_BRIEF:_ Select the lines that hold the word "contacts" and copy each one.

_RECORDED INFORMATION:_
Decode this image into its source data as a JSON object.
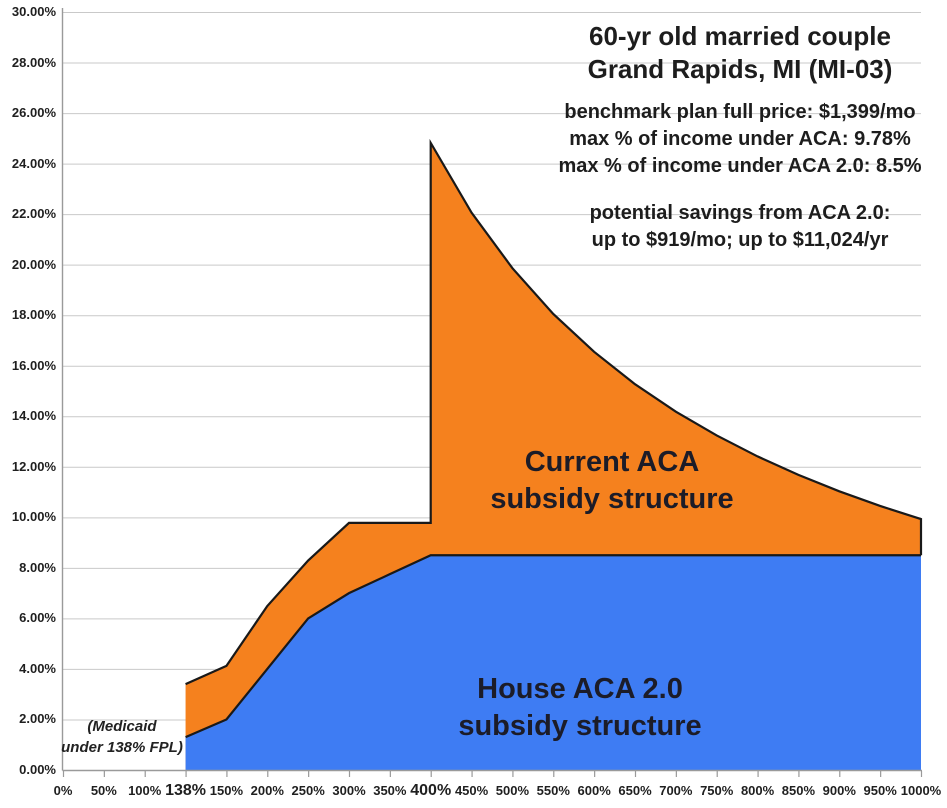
{
  "chart_data": {
    "type": "area",
    "x_axis_unit": "% of Federal Poverty Level",
    "categories": [
      "0%",
      "50%",
      "100%",
      "138%",
      "150%",
      "200%",
      "250%",
      "300%",
      "350%",
      "400%",
      "450%",
      "500%",
      "550%",
      "600%",
      "650%",
      "700%",
      "750%",
      "800%",
      "850%",
      "900%",
      "950%",
      "1000%"
    ],
    "emphasized_categories": [
      "138%",
      "400%"
    ],
    "y_axis": {
      "min": 0,
      "max": 30,
      "step": 2,
      "tick_labels": [
        "0.00%",
        "2.00%",
        "4.00%",
        "6.00%",
        "8.00%",
        "10.00%",
        "12.00%",
        "14.00%",
        "16.00%",
        "18.00%",
        "20.00%",
        "22.00%",
        "24.00%",
        "26.00%",
        "28.00%",
        "30.00%"
      ]
    },
    "grid": true,
    "legend_position": "none",
    "outline_color": "#191919",
    "gridline_color": "#c9c9c9",
    "axis_color": "#9a9a9a",
    "series": [
      {
        "name": "Current ACA subsidy structure",
        "color": "#F5811E",
        "points": [
          [
            "138%",
            3.4
          ],
          [
            "150%",
            4.12
          ],
          [
            "200%",
            6.49
          ],
          [
            "250%",
            8.29
          ],
          [
            "300%",
            9.78
          ],
          [
            "350%",
            9.78
          ],
          [
            "400%",
            9.78
          ],
          [
            "400%",
            24.82
          ],
          [
            "450%",
            22.06
          ],
          [
            "500%",
            19.86
          ],
          [
            "550%",
            18.05
          ],
          [
            "600%",
            16.55
          ],
          [
            "650%",
            15.27
          ],
          [
            "700%",
            14.18
          ],
          [
            "750%",
            13.24
          ],
          [
            "800%",
            12.41
          ],
          [
            "850%",
            11.68
          ],
          [
            "900%",
            11.03
          ],
          [
            "950%",
            10.45
          ],
          [
            "1000%",
            9.93
          ],
          [
            "1000%",
            8.5
          ]
        ]
      },
      {
        "name": "House ACA 2.0 subsidy structure",
        "color": "#3E7CF3",
        "points": [
          [
            "138%",
            1.3
          ],
          [
            "150%",
            2.0
          ],
          [
            "200%",
            4.0
          ],
          [
            "250%",
            6.0
          ],
          [
            "300%",
            7.0
          ],
          [
            "350%",
            7.75
          ],
          [
            "400%",
            8.5
          ],
          [
            "450%",
            8.5
          ],
          [
            "500%",
            8.5
          ],
          [
            "550%",
            8.5
          ],
          [
            "600%",
            8.5
          ],
          [
            "650%",
            8.5
          ],
          [
            "700%",
            8.5
          ],
          [
            "750%",
            8.5
          ],
          [
            "800%",
            8.5
          ],
          [
            "850%",
            8.5
          ],
          [
            "900%",
            8.5
          ],
          [
            "950%",
            8.5
          ],
          [
            "1000%",
            8.5
          ]
        ]
      }
    ]
  },
  "annotations": {
    "title_line1": "60-yr old married couple",
    "title_line2": "Grand Rapids, MI (MI-03)",
    "info_line1": "benchmark plan full price: $1,399/mo",
    "info_line2": "max % of income under ACA: 9.78%",
    "info_line3": "max % of income under ACA 2.0: 8.5%",
    "savings_line1": "potential savings from ACA 2.0:",
    "savings_line2": "up to $919/mo; up to $11,024/yr",
    "current_aca_label_line1": "Current ACA",
    "current_aca_label_line2": "subsidy structure",
    "house_aca_label_line1": "House ACA 2.0",
    "house_aca_label_line2": "subsidy structure",
    "medicaid_note_line1": "(Medicaid",
    "medicaid_note_line2": "under 138% FPL)"
  }
}
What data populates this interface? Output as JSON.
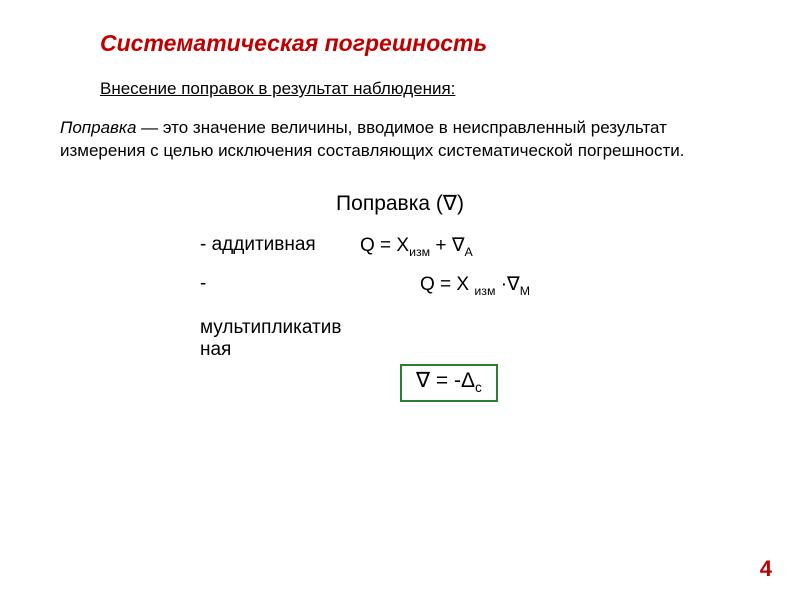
{
  "colors": {
    "title_color": "#c00000",
    "text_color": "#000000",
    "box_border": "#2e7d32",
    "page_number_color": "#c00000",
    "background": "#ffffff"
  },
  "title": "Систематическая погрешность",
  "subtitle": "Внесение поправок в результат наблюдения:",
  "definition": {
    "term": "Поправка",
    "dash": " — ",
    "rest": "это значение величины, вводимое в неисправленный результат измерения с целью исключения составляющих систематической погрешности."
  },
  "correction_heading": {
    "text": "Поправка (",
    "symbol": "∇",
    "close": ")"
  },
  "formulas": {
    "additive": {
      "label": "- аддитивная",
      "lhs": "Q = X",
      "lhs_sub": "изм",
      "op": " + ",
      "rhs_sym": "∇",
      "rhs_sub": "А"
    },
    "multiplicative": {
      "bullet": "-",
      "label_line1": "мультипликатив",
      "label_line2": "ная",
      "lhs": "Q = X ",
      "lhs_sub": "изм",
      "op": " ·",
      "rhs_sym": "∇",
      "rhs_sub": "М"
    },
    "boxed": {
      "lhs_sym": "∇",
      "eq": " = -Δ",
      "sub": "с"
    }
  },
  "page_number": "4",
  "fontsizes": {
    "title": 23,
    "subtitle": 17,
    "body": 17,
    "heading": 21,
    "formula": 19,
    "boxed": 21,
    "pagenum": 22
  }
}
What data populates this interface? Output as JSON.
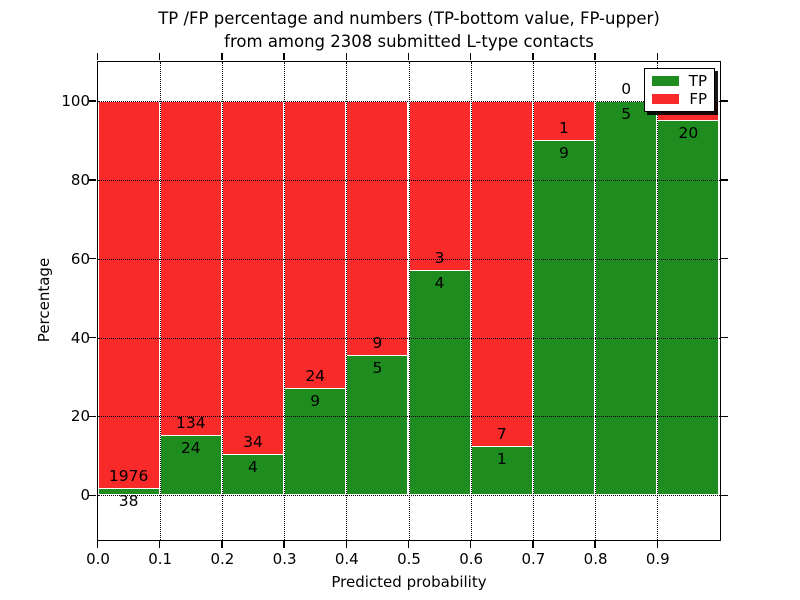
{
  "title": {
    "line1": "TP /FP percentage and numbers (TP-bottom value, FP-upper)",
    "line2": "from among 2308 submitted L-type contacts"
  },
  "axes": {
    "ylabel": "Percentage",
    "xlabel": "Predicted probability",
    "ytick_labels": [
      "0",
      "20",
      "40",
      "60",
      "80",
      "100"
    ],
    "ytick_values": [
      0,
      20,
      40,
      60,
      80,
      100
    ],
    "xtick_labels": [
      "0.0",
      "0.1",
      "0.2",
      "0.3",
      "0.4",
      "0.5",
      "0.6",
      "0.7",
      "0.8",
      "0.9"
    ],
    "xtick_values": [
      0.0,
      0.1,
      0.2,
      0.3,
      0.4,
      0.5,
      0.6,
      0.7,
      0.8,
      0.9
    ]
  },
  "legend": {
    "items": [
      {
        "label": "TP",
        "color": "#1e8c1e"
      },
      {
        "label": "FP",
        "color": "#f92a2a"
      }
    ]
  },
  "colors": {
    "tp_green": "#1e8c1e",
    "fp_red": "#f92a2a",
    "bar_edge": "#ffffff",
    "axis": "#000000",
    "background": "#ffffff"
  },
  "chart_data": {
    "type": "bar",
    "stacked": true,
    "orientation": "vertical",
    "title": "TP /FP percentage and numbers (TP-bottom value, FP-upper) from among 2308 submitted L-type contacts",
    "xlabel": "Predicted probability",
    "ylabel": "Percentage",
    "xlim": [
      0.0,
      1.0
    ],
    "ylim": [
      -11.2,
      110
    ],
    "grid": "dotted both axes",
    "legend_position": "upper right",
    "bin_start": [
      0.0,
      0.1,
      0.2,
      0.3,
      0.4,
      0.5,
      0.6,
      0.7,
      0.8,
      0.9
    ],
    "bin_width": 0.1,
    "series": [
      {
        "name": "TP",
        "color": "#1e8c1e",
        "percent": [
          1.9,
          15.2,
          10.5,
          27.3,
          35.7,
          57.1,
          12.5,
          90.0,
          100.0,
          95.2
        ],
        "count_labels": [
          "38",
          "24",
          "4",
          "9",
          "5",
          "4",
          "1",
          "9",
          "5",
          "20"
        ]
      },
      {
        "name": "FP",
        "color": "#f92a2a",
        "percent": [
          98.1,
          84.8,
          89.5,
          72.7,
          64.3,
          42.9,
          87.5,
          10.0,
          0.0,
          4.8
        ],
        "count_labels": [
          "1976",
          "134",
          "34",
          "24",
          "9",
          "3",
          "7",
          "1",
          "0",
          ""
        ]
      }
    ]
  }
}
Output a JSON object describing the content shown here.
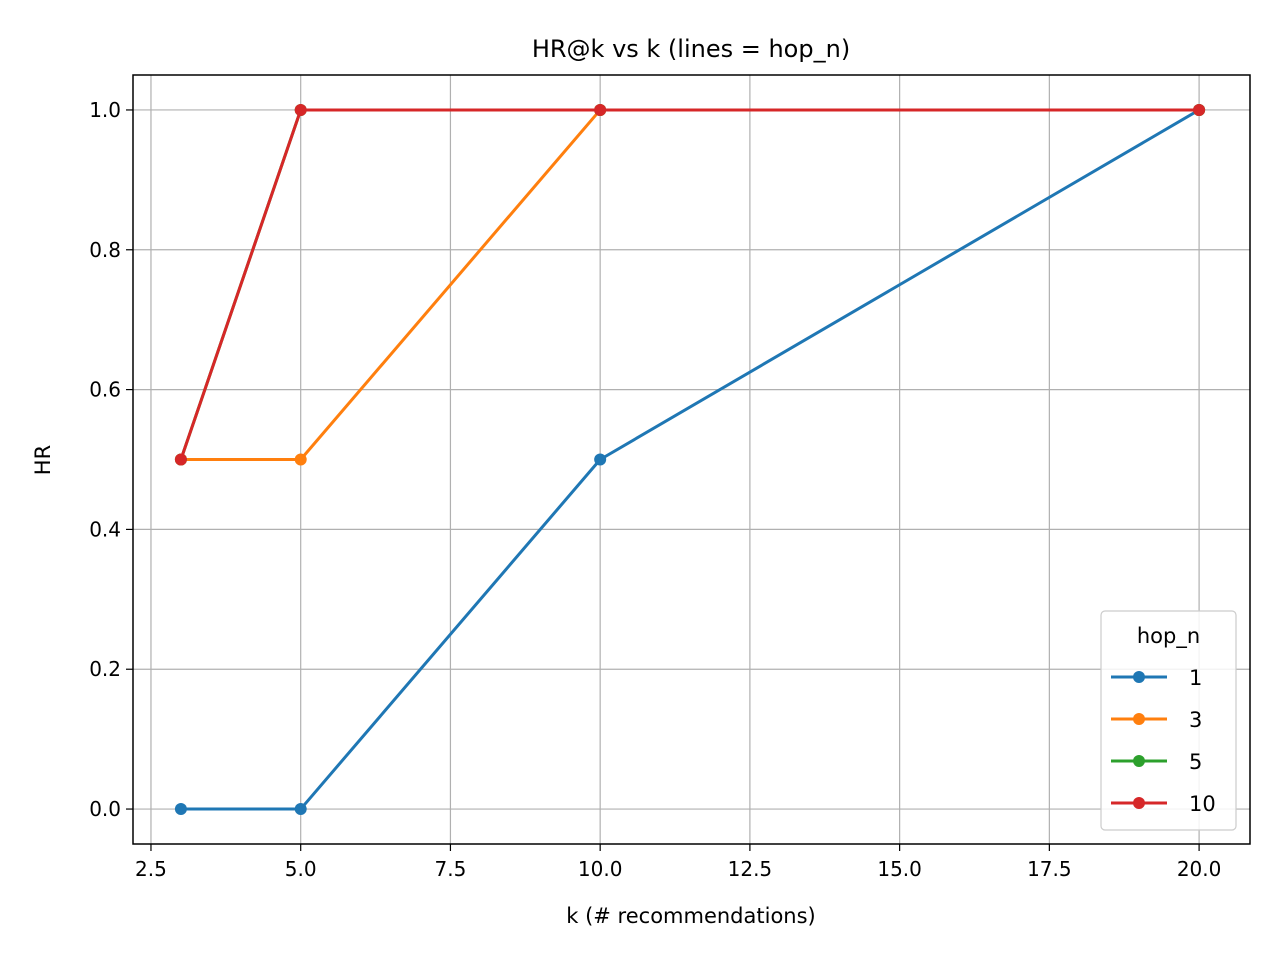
{
  "chart_data": {
    "type": "line",
    "title": "HR@k vs k  (lines = hop_n)",
    "xlabel": "k  (# recommendations)",
    "ylabel": "HR",
    "x": [
      3,
      5,
      10,
      20
    ],
    "xlim": [
      2.2,
      20.85
    ],
    "ylim": [
      -0.05,
      1.05
    ],
    "xticks": [
      2.5,
      5.0,
      7.5,
      10.0,
      12.5,
      15.0,
      17.5,
      20.0
    ],
    "xtick_labels": [
      "2.5",
      "5.0",
      "7.5",
      "10.0",
      "12.5",
      "15.0",
      "17.5",
      "20.0"
    ],
    "yticks": [
      0.0,
      0.2,
      0.4,
      0.6,
      0.8,
      1.0
    ],
    "ytick_labels": [
      "0.0",
      "0.2",
      "0.4",
      "0.6",
      "0.8",
      "1.0"
    ],
    "grid": true,
    "legend": {
      "title": "hop_n",
      "placement": "lower-right"
    },
    "series": [
      {
        "name": "1",
        "color": "#1f77b4",
        "values": [
          0.0,
          0.0,
          0.5,
          1.0
        ]
      },
      {
        "name": "3",
        "color": "#ff7f0e",
        "values": [
          0.5,
          0.5,
          1.0,
          1.0
        ]
      },
      {
        "name": "5",
        "color": "#2ca02c",
        "values": [
          0.5,
          1.0,
          1.0,
          1.0
        ]
      },
      {
        "name": "10",
        "color": "#d62728",
        "values": [
          0.5,
          1.0,
          1.0,
          1.0
        ]
      }
    ]
  }
}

_RIGHT ANSWER:_
    "line2": "from among 2308 submitted L-type contacts"
    "title": "TP /FP percentage and numbers (TP-bottom value, FP-upper) from among 2308 submitted L-type contacts",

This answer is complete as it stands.